ARTICLE:
## Begin

KURDS have renewed calls for the liberation of jailed Kurdistan Workers’ Party (PKK) leader Abdullah Ocalan as Newroz — Kurdish new year — celebrations are being planned in major towns and cities across the world.

The Kurdistan Communities Union (KCK) — an umbrella organisation which includes the PKK — said today that demands for his freedom would become “very strong” this year.

It paid tribute to the guerilla fighters waging a fierce resistance against Turkish armed forces in Iraqi Kurdistan and “our comrades in the dungeons” as it celebrated Kurdish identity.

This year marks the 50th anniversary of the foundation of the PKK — initially known as the Kurdish Revolutionaries — although it was not officially announced until November 1978.

It is credited with rejuvenating Kurdish identity, placing importance on Newroz as “the basis for the existence and strengthening of the Kurdish people.”

“Weakening Newroz means weakening the Kurdish identity and strengthening Newroz means strengthening it,” KCK said.

It was on the Kurdish new year — celebrated on March 21 — that PKK founding member Mazlum Dogan died after setting himself on fire in Turkey’s notorious Diyarbakir prison in 1982.

## End

PROVIDED MATERIAL:
## Begin

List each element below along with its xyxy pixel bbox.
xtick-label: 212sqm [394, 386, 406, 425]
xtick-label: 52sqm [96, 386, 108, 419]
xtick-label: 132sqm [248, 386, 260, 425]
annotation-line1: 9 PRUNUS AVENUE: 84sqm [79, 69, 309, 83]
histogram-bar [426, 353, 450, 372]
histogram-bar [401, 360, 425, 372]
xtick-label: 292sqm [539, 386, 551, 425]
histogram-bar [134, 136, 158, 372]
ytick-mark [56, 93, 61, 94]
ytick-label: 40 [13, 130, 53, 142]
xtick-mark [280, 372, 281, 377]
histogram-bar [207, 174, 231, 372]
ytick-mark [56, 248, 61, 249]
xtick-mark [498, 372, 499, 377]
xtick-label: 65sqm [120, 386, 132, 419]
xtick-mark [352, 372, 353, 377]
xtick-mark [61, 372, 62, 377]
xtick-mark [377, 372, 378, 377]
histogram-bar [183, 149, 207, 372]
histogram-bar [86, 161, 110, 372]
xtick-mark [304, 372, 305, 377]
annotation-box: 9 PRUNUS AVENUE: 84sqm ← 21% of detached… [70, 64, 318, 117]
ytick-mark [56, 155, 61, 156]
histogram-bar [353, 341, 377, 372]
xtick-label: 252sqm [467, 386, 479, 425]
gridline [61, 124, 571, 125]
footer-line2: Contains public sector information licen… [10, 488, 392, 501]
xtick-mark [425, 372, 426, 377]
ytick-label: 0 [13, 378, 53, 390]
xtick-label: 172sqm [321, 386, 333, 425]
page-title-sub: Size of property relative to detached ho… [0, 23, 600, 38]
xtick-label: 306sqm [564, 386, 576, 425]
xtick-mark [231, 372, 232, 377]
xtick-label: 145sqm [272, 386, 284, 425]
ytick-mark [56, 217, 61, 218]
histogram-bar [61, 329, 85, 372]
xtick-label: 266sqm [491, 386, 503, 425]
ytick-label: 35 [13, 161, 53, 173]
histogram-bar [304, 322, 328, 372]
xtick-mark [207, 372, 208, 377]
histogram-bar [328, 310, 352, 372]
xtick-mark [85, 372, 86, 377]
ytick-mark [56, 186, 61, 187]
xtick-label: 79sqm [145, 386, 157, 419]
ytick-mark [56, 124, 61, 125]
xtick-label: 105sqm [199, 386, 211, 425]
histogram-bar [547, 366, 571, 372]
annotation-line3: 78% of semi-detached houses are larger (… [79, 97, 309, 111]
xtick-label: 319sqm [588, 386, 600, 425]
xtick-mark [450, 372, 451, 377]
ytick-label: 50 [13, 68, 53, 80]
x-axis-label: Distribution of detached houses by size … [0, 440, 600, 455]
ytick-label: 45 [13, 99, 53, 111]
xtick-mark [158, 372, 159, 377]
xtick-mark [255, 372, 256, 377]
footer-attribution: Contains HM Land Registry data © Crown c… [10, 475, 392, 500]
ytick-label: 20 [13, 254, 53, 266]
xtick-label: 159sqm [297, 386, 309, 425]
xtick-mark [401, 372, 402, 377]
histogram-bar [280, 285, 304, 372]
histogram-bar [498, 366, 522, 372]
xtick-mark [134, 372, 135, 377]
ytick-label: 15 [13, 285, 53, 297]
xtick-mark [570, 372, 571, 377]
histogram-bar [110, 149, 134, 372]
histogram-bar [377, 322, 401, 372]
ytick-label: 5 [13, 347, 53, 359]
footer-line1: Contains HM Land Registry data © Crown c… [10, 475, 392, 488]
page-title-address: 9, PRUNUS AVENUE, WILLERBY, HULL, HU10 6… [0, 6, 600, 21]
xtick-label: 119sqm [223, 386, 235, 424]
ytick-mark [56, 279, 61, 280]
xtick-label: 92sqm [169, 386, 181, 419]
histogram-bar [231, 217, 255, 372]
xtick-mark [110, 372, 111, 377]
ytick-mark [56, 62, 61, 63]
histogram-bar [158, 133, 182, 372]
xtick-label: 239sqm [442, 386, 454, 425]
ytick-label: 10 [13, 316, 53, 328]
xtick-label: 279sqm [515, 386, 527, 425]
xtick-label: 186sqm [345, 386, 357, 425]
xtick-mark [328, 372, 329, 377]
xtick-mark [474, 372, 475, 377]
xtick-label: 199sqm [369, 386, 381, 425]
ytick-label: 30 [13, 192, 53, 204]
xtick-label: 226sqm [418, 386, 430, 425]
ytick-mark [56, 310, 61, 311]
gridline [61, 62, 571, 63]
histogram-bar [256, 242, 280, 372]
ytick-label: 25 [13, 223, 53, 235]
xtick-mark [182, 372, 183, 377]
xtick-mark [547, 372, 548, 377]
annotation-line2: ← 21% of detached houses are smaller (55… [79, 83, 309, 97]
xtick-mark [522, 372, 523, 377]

## End

WHAT TO WORK ON:
a - Condense the article's paragraph beginning "This year marks the 50th anniversary" into one shorter sentence that keeps its main facts.
b - Reproduce the article's passage starting at "KURDS have renewed" and ending at "celebrated Kurdish identity.", substituting "Turkish military" for "Turkish armed forces".
The entries have nothing to do with the article.

SOLUTIONS TO THE PROBLEMS:
a - The PKK, first called the Kurdish Revolutionaries, was founded 50 years ago this year, though its founding was not officially announced until November 1978.

b -
KURDS have renewed calls for the liberation of jailed Kurdistan Workers’ Party (PKK) leader Abdullah Ocalan as Newroz — Kurdish new year — celebrations are being planned in major towns and cities across the world.

The Kurdistan Communities Union (KCK) — an umbrella organisation which includes the PKK — said today that demands for his freedom would become “very strong” this year.

It paid tribute to the guerilla fighters waging a fierce resistance against Turkish military in Iraqi Kurdistan and “our comrades in the dungeons” as it celebrated Kurdish identity.